◆ To be done:
Your task is to print every entry below exactly as given.

——————

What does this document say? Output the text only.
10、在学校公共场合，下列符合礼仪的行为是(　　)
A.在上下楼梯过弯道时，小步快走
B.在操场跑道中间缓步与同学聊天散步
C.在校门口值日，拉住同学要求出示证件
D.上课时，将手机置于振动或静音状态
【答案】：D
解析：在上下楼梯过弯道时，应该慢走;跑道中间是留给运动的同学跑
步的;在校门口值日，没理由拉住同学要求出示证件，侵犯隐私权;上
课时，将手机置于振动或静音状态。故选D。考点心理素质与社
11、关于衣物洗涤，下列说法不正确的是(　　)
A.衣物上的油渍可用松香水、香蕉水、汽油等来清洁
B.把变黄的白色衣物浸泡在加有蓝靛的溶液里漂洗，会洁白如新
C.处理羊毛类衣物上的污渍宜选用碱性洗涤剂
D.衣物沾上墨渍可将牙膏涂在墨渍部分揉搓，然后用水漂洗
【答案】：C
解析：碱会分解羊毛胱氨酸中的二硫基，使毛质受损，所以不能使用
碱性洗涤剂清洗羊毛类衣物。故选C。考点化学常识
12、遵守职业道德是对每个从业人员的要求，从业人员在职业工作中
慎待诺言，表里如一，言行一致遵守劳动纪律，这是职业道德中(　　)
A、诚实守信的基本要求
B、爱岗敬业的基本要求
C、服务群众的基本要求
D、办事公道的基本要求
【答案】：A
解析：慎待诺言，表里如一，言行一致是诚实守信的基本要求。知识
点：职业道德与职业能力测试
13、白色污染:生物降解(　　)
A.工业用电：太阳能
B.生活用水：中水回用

——————

◆ Solution to the exercise:
What does this document say? Output the text only.
10、在学校公共场合，下列符合礼仪的行为是(　　)
A.在上下楼梯过弯道时，小步快走
B.在操场跑道中间缓步与同学聊天散步
C.在校门口值日，拉住同学要求出示证件
D.上课时，将手机置于振动或静音状态
【答案】：D
解析：在上下楼梯过弯道时，应该慢走;跑道中间是留给运动的同学跑
步的;在校门口值日，没理由拉住同学要求出示证件，侵犯隐私权;上
课时，将手机置于振动或静音状态。故选D。考点心理素质与社
11、关于衣物洗涤，下列说法不正确的是(　　)
A.衣物上的油渍可用松香水、香蕉水、汽油等来清洁
B.把变黄的白色衣物浸泡在加有蓝靛的溶液里漂洗，会洁白如新
C.处理羊毛类衣物上的污渍宜选用碱性洗涤剂
D.衣物沾上墨渍可将牙膏涂在墨渍部分揉搓，然后用水漂洗
【答案】：C
解析：碱会分解羊毛胱氨酸中的二硫基，使毛质受损，所以不能使用
碱性洗涤剂清洗羊毛类衣物。故选C。考点化学常识
12、遵守职业道德是对每个从业人员的要求，从业人员在职业工作中
慎待诺言，表里如一，言行一致遵守劳动纪律，这是职业道德中(　　)
A、诚实守信的基本要求
B、爱岗敬业的基本要求
C、服务群众的基本要求
D、办事公道的基本要求
【答案】：A
解析：慎待诺言，表里如一，言行一致是诚实守信的基本要求。知识
点：职业道德与职业能力测试
13、白色污染:生物降解(　　)
A.工业用电：太阳能
B.生活用水：中水回用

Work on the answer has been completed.